◆ **The input**:
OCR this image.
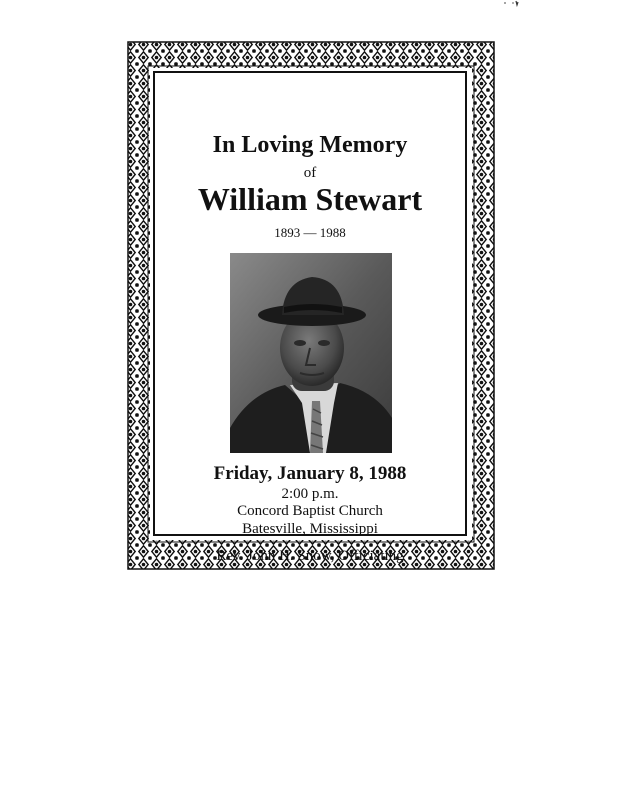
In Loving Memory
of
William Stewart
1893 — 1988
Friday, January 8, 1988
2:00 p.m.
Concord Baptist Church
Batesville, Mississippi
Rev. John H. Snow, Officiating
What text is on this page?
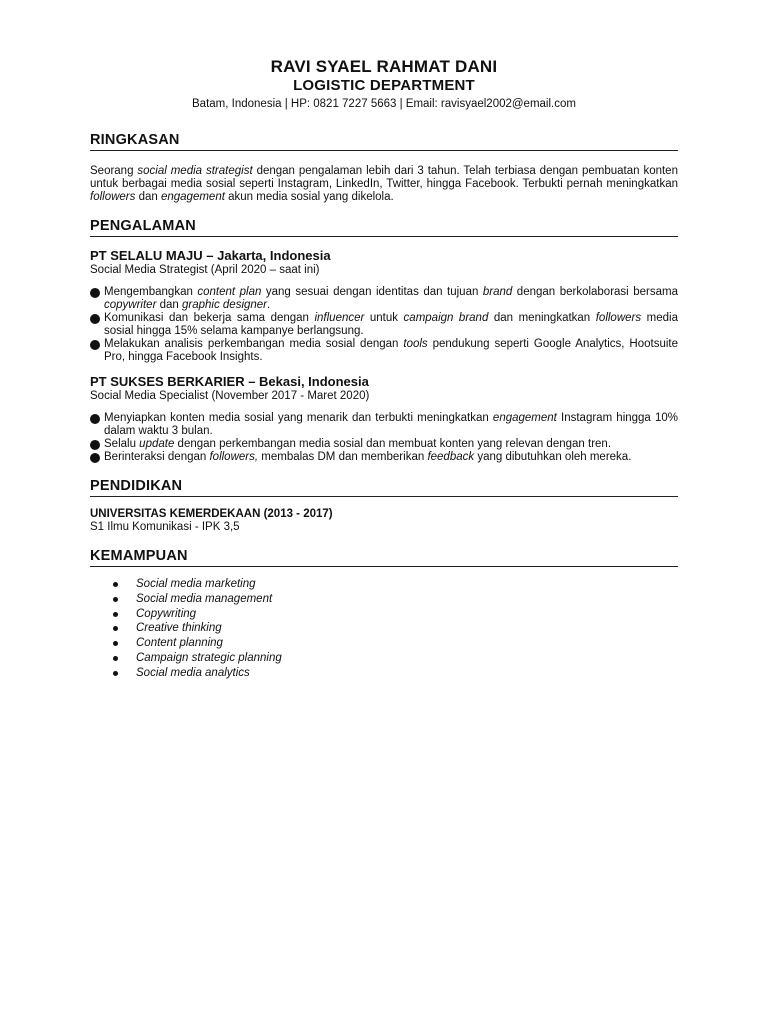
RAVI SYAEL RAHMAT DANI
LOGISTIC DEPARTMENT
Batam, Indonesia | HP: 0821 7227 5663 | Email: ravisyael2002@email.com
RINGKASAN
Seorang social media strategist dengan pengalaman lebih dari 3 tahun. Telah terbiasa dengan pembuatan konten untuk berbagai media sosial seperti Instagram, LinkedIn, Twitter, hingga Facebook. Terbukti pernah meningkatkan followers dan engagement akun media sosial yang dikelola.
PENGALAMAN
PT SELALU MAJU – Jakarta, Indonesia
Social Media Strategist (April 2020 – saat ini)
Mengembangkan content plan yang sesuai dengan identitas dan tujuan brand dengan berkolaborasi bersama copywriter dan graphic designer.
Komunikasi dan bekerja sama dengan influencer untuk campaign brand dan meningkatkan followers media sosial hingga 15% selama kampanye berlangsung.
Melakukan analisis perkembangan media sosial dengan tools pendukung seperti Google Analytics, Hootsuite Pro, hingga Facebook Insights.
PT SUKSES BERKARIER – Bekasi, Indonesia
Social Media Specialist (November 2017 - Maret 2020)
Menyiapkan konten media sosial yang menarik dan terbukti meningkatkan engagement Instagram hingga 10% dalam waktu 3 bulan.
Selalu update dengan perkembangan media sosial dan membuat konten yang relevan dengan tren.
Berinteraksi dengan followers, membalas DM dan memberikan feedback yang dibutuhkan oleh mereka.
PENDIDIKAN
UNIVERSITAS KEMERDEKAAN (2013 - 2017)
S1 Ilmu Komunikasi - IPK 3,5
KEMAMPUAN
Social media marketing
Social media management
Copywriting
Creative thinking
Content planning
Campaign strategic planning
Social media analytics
...
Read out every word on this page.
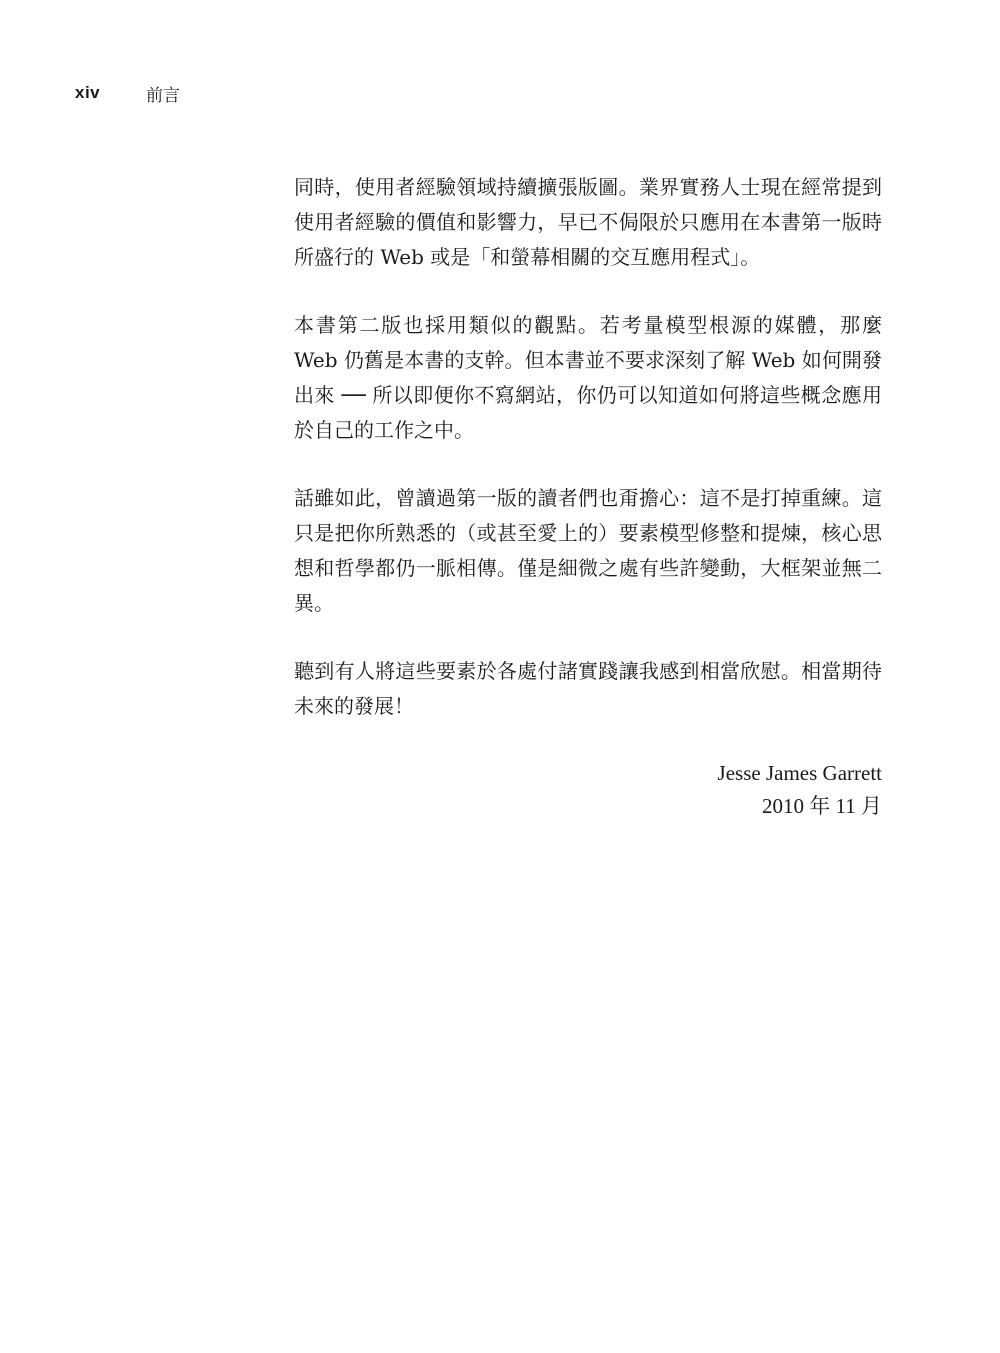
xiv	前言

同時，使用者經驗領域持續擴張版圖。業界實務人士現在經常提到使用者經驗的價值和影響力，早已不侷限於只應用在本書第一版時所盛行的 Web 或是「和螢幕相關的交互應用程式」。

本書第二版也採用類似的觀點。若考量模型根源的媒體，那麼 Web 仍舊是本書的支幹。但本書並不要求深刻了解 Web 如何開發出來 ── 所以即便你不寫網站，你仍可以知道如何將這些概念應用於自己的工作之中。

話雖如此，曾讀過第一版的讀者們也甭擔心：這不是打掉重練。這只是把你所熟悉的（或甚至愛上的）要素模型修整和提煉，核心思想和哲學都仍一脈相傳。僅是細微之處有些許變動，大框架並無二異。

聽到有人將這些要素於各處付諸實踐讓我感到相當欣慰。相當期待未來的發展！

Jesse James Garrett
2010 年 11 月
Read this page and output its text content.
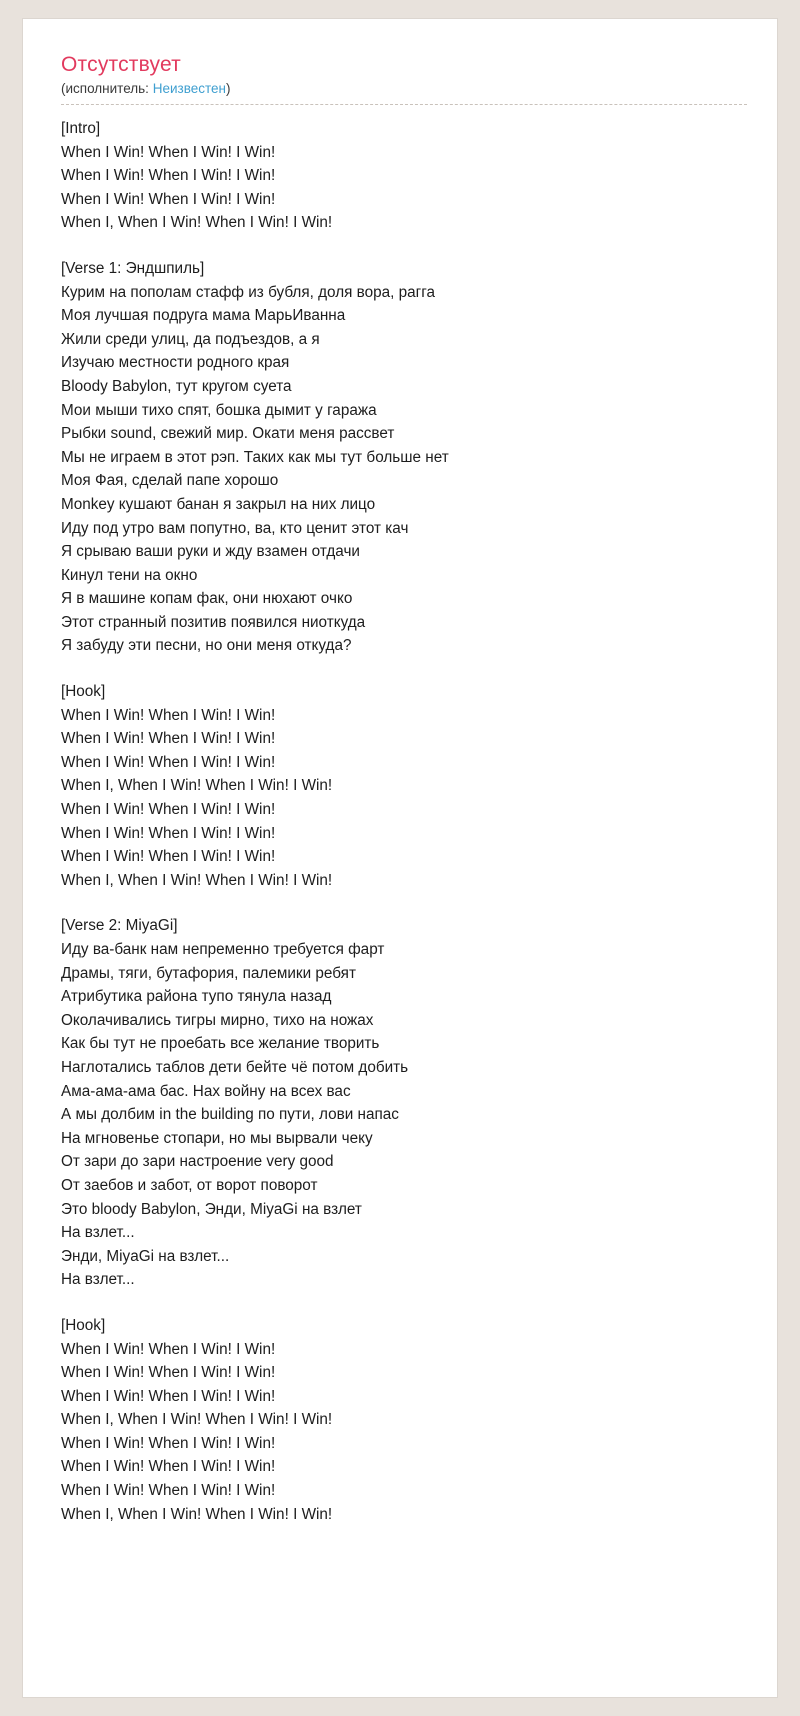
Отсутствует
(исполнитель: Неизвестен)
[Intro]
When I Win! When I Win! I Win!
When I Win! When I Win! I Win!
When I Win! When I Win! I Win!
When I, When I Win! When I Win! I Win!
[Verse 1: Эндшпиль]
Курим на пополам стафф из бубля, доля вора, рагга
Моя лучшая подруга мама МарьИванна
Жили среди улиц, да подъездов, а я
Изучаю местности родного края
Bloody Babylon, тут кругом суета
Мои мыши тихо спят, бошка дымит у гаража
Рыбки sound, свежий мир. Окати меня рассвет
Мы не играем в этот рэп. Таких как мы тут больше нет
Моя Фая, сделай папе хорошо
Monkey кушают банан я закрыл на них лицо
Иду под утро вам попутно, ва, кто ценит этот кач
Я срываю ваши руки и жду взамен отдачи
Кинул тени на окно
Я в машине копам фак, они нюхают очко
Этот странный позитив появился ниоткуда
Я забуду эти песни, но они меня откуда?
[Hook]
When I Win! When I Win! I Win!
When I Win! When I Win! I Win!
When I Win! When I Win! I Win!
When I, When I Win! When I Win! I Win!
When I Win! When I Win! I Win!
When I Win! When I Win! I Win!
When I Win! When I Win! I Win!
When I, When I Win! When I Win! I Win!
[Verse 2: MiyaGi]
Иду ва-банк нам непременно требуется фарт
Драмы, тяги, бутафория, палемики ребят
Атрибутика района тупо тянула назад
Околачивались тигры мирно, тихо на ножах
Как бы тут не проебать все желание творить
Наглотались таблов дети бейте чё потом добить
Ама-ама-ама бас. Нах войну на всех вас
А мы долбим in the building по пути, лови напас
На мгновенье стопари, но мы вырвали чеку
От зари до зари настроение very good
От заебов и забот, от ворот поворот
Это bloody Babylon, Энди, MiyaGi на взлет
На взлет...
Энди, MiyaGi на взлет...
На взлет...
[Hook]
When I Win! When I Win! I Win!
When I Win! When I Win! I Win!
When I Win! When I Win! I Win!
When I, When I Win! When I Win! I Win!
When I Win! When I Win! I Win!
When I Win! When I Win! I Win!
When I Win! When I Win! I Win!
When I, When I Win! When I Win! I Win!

◆ **What the task requires**: Go through the entries above and pull out each line with "взлет" in it.

◆ **Result**:
Это bloody Babylon, Энди, MiyaGi на взлет
На взлет...
Энди, MiyaGi на взлет...
На взлет...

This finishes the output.